• [Instructions to follow]: Take the listing and print it in full, exactly as given.

• [Data]:

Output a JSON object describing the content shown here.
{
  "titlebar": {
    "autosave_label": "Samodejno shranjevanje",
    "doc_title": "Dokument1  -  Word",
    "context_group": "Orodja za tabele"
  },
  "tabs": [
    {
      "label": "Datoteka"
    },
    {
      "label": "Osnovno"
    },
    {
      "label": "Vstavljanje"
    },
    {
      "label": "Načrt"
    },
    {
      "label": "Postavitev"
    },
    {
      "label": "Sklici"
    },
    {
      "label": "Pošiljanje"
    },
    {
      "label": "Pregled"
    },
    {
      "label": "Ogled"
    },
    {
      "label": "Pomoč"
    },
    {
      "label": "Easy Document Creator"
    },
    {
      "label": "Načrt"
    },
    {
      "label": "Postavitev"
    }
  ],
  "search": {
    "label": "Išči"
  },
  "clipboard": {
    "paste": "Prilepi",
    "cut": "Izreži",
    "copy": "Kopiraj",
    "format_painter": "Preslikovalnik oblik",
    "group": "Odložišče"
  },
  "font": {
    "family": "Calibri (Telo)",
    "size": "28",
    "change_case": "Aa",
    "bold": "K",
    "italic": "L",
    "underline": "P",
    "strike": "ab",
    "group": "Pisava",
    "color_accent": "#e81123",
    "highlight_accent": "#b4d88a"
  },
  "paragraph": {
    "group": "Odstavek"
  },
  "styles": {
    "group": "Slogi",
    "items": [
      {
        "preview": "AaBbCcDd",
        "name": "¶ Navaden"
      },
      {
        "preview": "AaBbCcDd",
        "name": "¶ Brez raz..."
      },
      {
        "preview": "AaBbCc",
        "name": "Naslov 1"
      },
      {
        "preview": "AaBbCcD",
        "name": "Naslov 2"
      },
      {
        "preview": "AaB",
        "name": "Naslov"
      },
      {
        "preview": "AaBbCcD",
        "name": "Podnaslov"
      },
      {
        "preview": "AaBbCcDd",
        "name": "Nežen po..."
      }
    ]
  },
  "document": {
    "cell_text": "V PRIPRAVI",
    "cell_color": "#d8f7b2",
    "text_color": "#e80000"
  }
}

• [Final result]:
Output a JSON object describing the content shown here.
{
  "titlebar": {
    "autosave_label": "Samodejno shranjevanje",
    "doc_title": "Dokument1  -  Word",
    "context_group": "Orodja za tabele"
  },
  "tabs": [
    {
      "label": "Datoteka"
    },
    {
      "label": "Osnovno"
    },
    {
      "label": "Vstavljanje"
    },
    {
      "label": "Načrt"
    },
    {
      "label": "Postavitev"
    },
    {
      "label": "Sklici"
    },
    {
      "label": "Pošiljanje"
    },
    {
      "label": "Pregled"
    },
    {
      "label": "Ogled"
    },
    {
      "label": "Pomoč"
    },
    {
      "label": "Easy Document Creator"
    },
    {
      "label": "Načrt"
    },
    {
      "label": "Postavitev"
    }
  ],
  "search": {
    "label": "Išči"
  },
  "clipboard": {
    "paste": "Prilepi",
    "cut": "Izreži",
    "copy": "Kopiraj",
    "format_painter": "Preslikovalnik oblik",
    "group": "Odložišče"
  },
  "font": {
    "family": "Calibri (Telo)",
    "size": "28",
    "change_case": "Aa",
    "bold": "K",
    "italic": "L",
    "underline": "P",
    "strike": "ab",
    "group": "Pisava",
    "color_accent": "#e81123",
    "highlight_accent": "#b4d88a"
  },
  "paragraph": {
    "group": "Odstavek"
  },
  "styles": {
    "group": "Slogi",
    "items": [
      {
        "preview": "AaBbCcDd",
        "name": "¶ Navaden"
      },
      {
        "preview": "AaBbCcDd",
        "name": "¶ Brez raz..."
      },
      {
        "preview": "AaBbCc",
        "name": "Naslov 1"
      },
      {
        "preview": "AaBbCcD",
        "name": "Naslov 2"
      },
      {
        "preview": "AaB",
        "name": "Naslov"
      },
      {
        "preview": "AaBbCcD",
        "name": "Podnaslov"
      },
      {
        "preview": "AaBbCcDd",
        "name": "Nežen po..."
      }
    ]
  },
  "document": {
    "cell_text": "V PRIPRAVI",
    "cell_color": "#d8f7b2",
    "text_color": "#e80000"
  }
}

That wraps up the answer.